Dataset records
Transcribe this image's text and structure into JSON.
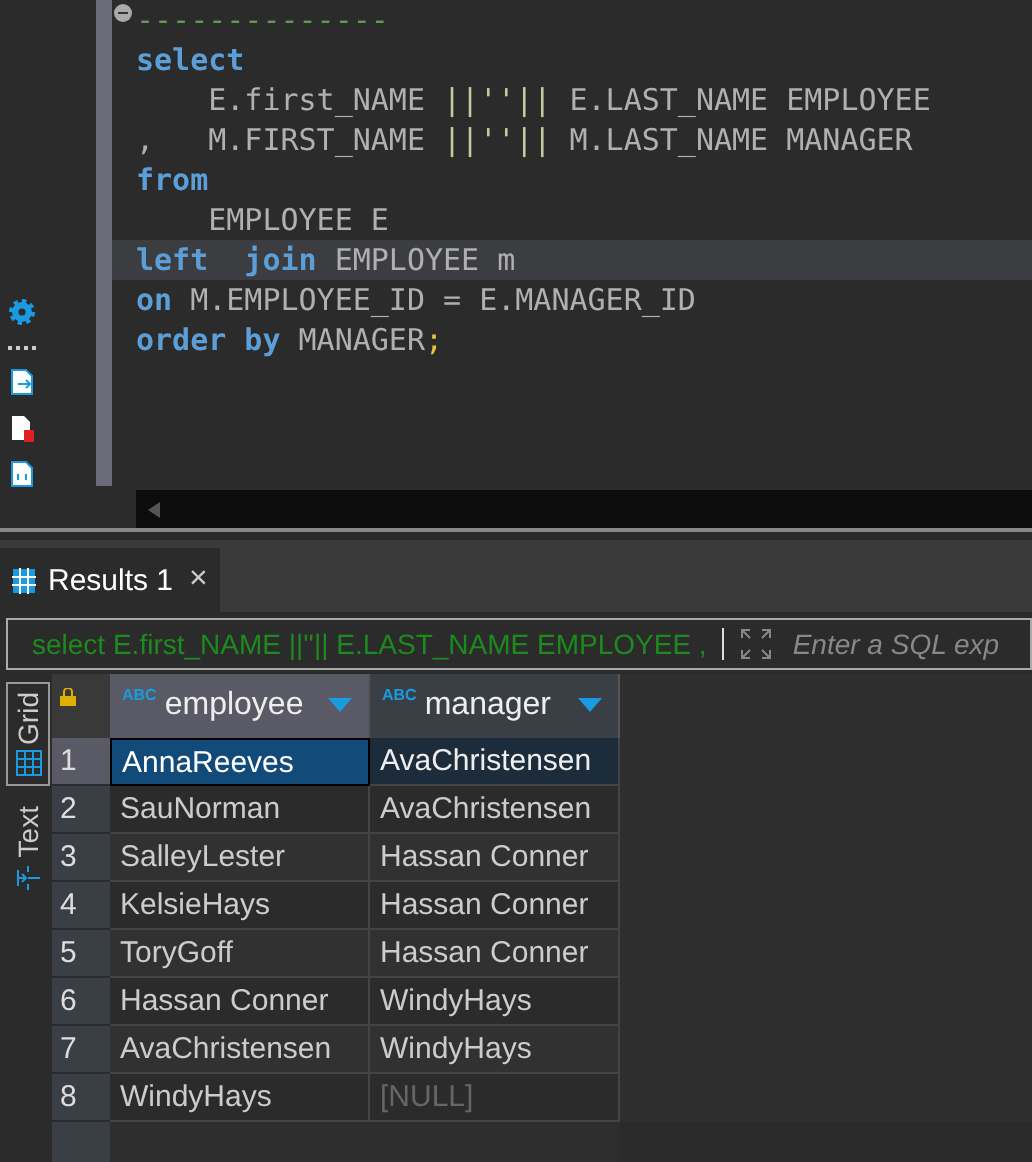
{
  "editor": {
    "lines": [
      {
        "current": false,
        "folded": true,
        "tokens": [
          {
            "text": "--------------",
            "kind": "comment"
          }
        ]
      },
      {
        "current": false,
        "folded": false,
        "tokens": [
          {
            "text": "select",
            "kind": "keyword"
          }
        ]
      },
      {
        "current": false,
        "folded": false,
        "tokens": [
          {
            "text": "    E.first_NAME ",
            "kind": "ident"
          },
          {
            "text": "||''||",
            "kind": "string"
          },
          {
            "text": " E.LAST_NAME EMPLOYEE",
            "kind": "ident"
          }
        ]
      },
      {
        "current": false,
        "folded": false,
        "tokens": [
          {
            "text": ",   M.FIRST_NAME ",
            "kind": "ident"
          },
          {
            "text": "||''||",
            "kind": "string"
          },
          {
            "text": " M.LAST_NAME MANAGER",
            "kind": "ident"
          }
        ]
      },
      {
        "current": false,
        "folded": false,
        "tokens": [
          {
            "text": "from",
            "kind": "keyword"
          }
        ]
      },
      {
        "current": false,
        "folded": false,
        "tokens": [
          {
            "text": "    EMPLOYEE E",
            "kind": "ident"
          }
        ]
      },
      {
        "current": true,
        "folded": false,
        "tokens": [
          {
            "text": "left  join",
            "kind": "keyword"
          },
          {
            "text": " EMPLOYEE m",
            "kind": "ident"
          }
        ]
      },
      {
        "current": false,
        "folded": false,
        "tokens": [
          {
            "text": "on",
            "kind": "keyword"
          },
          {
            "text": " M.EMPLOYEE_ID = E.MANAGER_ID",
            "kind": "ident"
          }
        ]
      },
      {
        "current": false,
        "folded": false,
        "tokens": [
          {
            "text": "order by",
            "kind": "keyword"
          },
          {
            "text": " MANAGER",
            "kind": "ident"
          },
          {
            "text": ";",
            "kind": "punct"
          }
        ]
      }
    ]
  },
  "side_tools": [
    {
      "kind": "gear"
    },
    {
      "kind": "dots"
    },
    {
      "kind": "doc-arrow"
    },
    {
      "kind": "doc-error"
    },
    {
      "kind": "doc-var"
    }
  ],
  "results_tab": {
    "label": "Results 1",
    "close": "×"
  },
  "filter": {
    "value": "select E.first_NAME ||''|| E.LAST_NAME EMPLOYEE ,",
    "placeholder": "Enter a SQL exp"
  },
  "view_tabs": [
    {
      "label": "Grid",
      "kind": "grid",
      "selected": true
    },
    {
      "label": "Text",
      "kind": "text",
      "selected": false
    }
  ],
  "table": {
    "columns": [
      {
        "type": "ABC",
        "label": "employee"
      },
      {
        "type": "ABC",
        "label": "manager"
      }
    ],
    "rows": [
      {
        "num": "1",
        "selected": true,
        "cells": [
          {
            "text": "AnnaReeves",
            "kind": "value",
            "focused": true
          },
          {
            "text": "AvaChristensen",
            "kind": "value",
            "focused": false
          }
        ]
      },
      {
        "num": "2",
        "selected": false,
        "cells": [
          {
            "text": "SauNorman",
            "kind": "value",
            "focused": false
          },
          {
            "text": "AvaChristensen",
            "kind": "value",
            "focused": false
          }
        ]
      },
      {
        "num": "3",
        "selected": false,
        "cells": [
          {
            "text": "SalleyLester",
            "kind": "value",
            "focused": false
          },
          {
            "text": "Hassan Conner",
            "kind": "value",
            "focused": false
          }
        ]
      },
      {
        "num": "4",
        "selected": false,
        "cells": [
          {
            "text": "KelsieHays",
            "kind": "value",
            "focused": false
          },
          {
            "text": "Hassan Conner",
            "kind": "value",
            "focused": false
          }
        ]
      },
      {
        "num": "5",
        "selected": false,
        "cells": [
          {
            "text": "ToryGoff",
            "kind": "value",
            "focused": false
          },
          {
            "text": "Hassan Conner",
            "kind": "value",
            "focused": false
          }
        ]
      },
      {
        "num": "6",
        "selected": false,
        "cells": [
          {
            "text": "Hassan Conner",
            "kind": "value",
            "focused": false
          },
          {
            "text": "WindyHays",
            "kind": "value",
            "focused": false
          }
        ]
      },
      {
        "num": "7",
        "selected": false,
        "cells": [
          {
            "text": "AvaChristensen",
            "kind": "value",
            "focused": false
          },
          {
            "text": "WindyHays",
            "kind": "value",
            "focused": false
          }
        ]
      },
      {
        "num": "8",
        "selected": false,
        "cells": [
          {
            "text": "WindyHays",
            "kind": "value",
            "focused": false
          },
          {
            "text": "[NULL]",
            "kind": "null",
            "focused": false
          }
        ]
      }
    ]
  }
}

**WHAT YOU NEED TO DO:**
Look through the listing above and count the lines where the string "label" appears. Report the number only.

**SOLUTION FOR THIS EXERCISE:**
5